━━━━━ Records for the task
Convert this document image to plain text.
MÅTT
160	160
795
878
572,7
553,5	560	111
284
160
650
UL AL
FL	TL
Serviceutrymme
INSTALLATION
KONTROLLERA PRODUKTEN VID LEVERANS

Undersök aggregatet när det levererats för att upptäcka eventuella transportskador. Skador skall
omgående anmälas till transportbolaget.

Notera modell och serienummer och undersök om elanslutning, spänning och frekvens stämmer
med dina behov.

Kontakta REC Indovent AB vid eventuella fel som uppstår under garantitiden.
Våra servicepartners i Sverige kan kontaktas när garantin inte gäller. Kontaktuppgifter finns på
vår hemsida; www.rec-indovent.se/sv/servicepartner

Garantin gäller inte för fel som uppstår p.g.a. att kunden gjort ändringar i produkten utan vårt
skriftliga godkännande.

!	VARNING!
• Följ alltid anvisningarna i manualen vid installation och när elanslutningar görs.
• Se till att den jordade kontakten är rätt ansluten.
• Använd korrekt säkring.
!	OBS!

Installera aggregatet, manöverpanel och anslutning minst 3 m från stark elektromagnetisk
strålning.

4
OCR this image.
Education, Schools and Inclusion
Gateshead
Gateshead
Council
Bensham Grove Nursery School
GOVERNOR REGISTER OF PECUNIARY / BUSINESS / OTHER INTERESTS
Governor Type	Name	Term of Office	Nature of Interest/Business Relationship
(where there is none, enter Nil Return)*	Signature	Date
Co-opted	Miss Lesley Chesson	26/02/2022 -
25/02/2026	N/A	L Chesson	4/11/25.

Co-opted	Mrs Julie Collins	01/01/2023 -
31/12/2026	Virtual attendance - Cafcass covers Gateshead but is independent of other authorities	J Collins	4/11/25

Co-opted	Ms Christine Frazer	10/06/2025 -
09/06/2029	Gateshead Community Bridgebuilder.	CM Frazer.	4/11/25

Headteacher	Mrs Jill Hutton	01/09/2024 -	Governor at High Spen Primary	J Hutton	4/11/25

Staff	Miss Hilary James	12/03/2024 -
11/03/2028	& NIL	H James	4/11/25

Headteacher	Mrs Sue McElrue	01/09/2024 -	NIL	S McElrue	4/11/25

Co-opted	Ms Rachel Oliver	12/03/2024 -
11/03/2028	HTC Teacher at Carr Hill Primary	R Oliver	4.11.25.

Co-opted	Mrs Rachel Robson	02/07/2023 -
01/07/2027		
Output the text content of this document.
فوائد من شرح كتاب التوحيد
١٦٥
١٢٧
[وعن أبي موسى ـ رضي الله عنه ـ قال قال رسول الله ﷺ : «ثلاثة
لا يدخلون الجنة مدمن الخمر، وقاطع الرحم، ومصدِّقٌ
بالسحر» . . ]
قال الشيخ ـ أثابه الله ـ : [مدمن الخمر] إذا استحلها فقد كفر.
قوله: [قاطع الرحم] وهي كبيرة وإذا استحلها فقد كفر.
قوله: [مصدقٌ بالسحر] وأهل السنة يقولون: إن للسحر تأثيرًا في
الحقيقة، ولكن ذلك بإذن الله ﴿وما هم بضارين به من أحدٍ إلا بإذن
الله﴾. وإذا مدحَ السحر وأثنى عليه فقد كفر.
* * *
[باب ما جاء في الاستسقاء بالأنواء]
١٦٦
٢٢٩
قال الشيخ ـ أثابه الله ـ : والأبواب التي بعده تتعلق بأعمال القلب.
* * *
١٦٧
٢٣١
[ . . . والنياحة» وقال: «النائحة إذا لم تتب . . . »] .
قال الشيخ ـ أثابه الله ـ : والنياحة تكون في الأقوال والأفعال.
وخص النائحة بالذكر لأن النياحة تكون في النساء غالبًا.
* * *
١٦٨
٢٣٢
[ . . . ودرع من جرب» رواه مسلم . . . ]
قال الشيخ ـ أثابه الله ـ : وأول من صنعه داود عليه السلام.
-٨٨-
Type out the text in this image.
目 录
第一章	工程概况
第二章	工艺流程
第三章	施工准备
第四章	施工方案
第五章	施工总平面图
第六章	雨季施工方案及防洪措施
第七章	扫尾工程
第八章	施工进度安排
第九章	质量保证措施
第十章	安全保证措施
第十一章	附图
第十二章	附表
━━━━━━━━━━
Reproduce the full listing above, character for character.

Output below:
Convert this document image to plain text.
MÅTT
160	160
795
878
572,7
553,5	560	111
284
160
650
UL AL
FL	TL
Serviceutrymme
INSTALLATION
KONTROLLERA PRODUKTEN VID LEVERANS

Undersök aggregatet när det levererats för att upptäcka eventuella transportskador. Skador skall
omgående anmälas till transportbolaget.

Notera modell och serienummer och undersök om elanslutning, spänning och frekvens stämmer
med dina behov.

Kontakta REC Indovent AB vid eventuella fel som uppstår under garantitiden.
Våra servicepartners i Sverige kan kontaktas när garantin inte gäller. Kontaktuppgifter finns på
vår hemsida; www.rec-indovent.se/sv/servicepartner

Garantin gäller inte för fel som uppstår p.g.a. att kunden gjort ändringar i produkten utan vårt
skriftliga godkännande.

!	VARNING!
• Följ alltid anvisningarna i manualen vid installation och när elanslutningar görs.
• Se till att den jordade kontakten är rätt ansluten.
• Använd korrekt säkring.
!	OBS!

Installera aggregatet, manöverpanel och anslutning minst 3 m från stark elektromagnetisk
strålning.

4
OCR this image.
Education, Schools and Inclusion
Gateshead
Gateshead
Council
Bensham Grove Nursery School
GOVERNOR REGISTER OF PECUNIARY / BUSINESS / OTHER INTERESTS
Governor Type	Name	Term of Office	Nature of Interest/Business Relationship
(where there is none, enter Nil Return)*	Signature	Date
Co-opted	Miss Lesley Chesson	26/02/2022 -
25/02/2026	N/A	L Chesson	4/11/25.

Co-opted	Mrs Julie Collins	01/01/2023 -
31/12/2026	Virtual attendance - Cafcass covers Gateshead but is independent of other authorities	J Collins	4/11/25

Co-opted	Ms Christine Frazer	10/06/2025 -
09/06/2029	Gateshead Community Bridgebuilder.	CM Frazer.	4/11/25

Headteacher	Mrs Jill Hutton	01/09/2024 -	Governor at High Spen Primary	J Hutton	4/11/25

Staff	Miss Hilary James	12/03/2024 -
11/03/2028	& NIL	H James	4/11/25

Headteacher	Mrs Sue McElrue	01/09/2024 -	NIL	S McElrue	4/11/25

Co-opted	Ms Rachel Oliver	12/03/2024 -
11/03/2028	HTC Teacher at Carr Hill Primary	R Oliver	4.11.25.

Co-opted	Mrs Rachel Robson	02/07/2023 -
01/07/2027		
Output the text content of this document.
فوائد من شرح كتاب التوحيد
١٦٥
١٢٧
[وعن أبي موسى ـ رضي الله عنه ـ قال قال رسول الله ﷺ : «ثلاثة
لا يدخلون الجنة مدمن الخمر، وقاطع الرحم، ومصدِّقٌ
بالسحر» . . ]
قال الشيخ ـ أثابه الله ـ : [مدمن الخمر] إذا استحلها فقد كفر.
قوله: [قاطع الرحم] وهي كبيرة وإذا استحلها فقد كفر.
قوله: [مصدقٌ بالسحر] وأهل السنة يقولون: إن للسحر تأثيرًا في
الحقيقة، ولكن ذلك بإذن الله ﴿وما هم بضارين به من أحدٍ إلا بإذن
الله﴾. وإذا مدحَ السحر وأثنى عليه فقد كفر.
* * *
[باب ما جاء في الاستسقاء بالأنواء]
١٦٦
٢٢٩
قال الشيخ ـ أثابه الله ـ : والأبواب التي بعده تتعلق بأعمال القلب.
* * *
١٦٧
٢٣١
[ . . . والنياحة» وقال: «النائحة إذا لم تتب . . . »] .
قال الشيخ ـ أثابه الله ـ : والنياحة تكون في الأقوال والأفعال.
وخص النائحة بالذكر لأن النياحة تكون في النساء غالبًا.
* * *
١٦٨
٢٣٢
[ . . . ودرع من جرب» رواه مسلم . . . ]
قال الشيخ ـ أثابه الله ـ : وأول من صنعه داود عليه السلام.
-٨٨-
Type out the text in this image.
目 录
第一章	工程概况
第二章	工艺流程
第三章	施工准备
第四章	施工方案
第五章	施工总平面图
第六章	雨季施工方案及防洪措施
第七章	扫尾工程
第八章	施工进度安排
第九章	质量保证措施
第十章	安全保证措施
第十一章	附图
第十二章	附表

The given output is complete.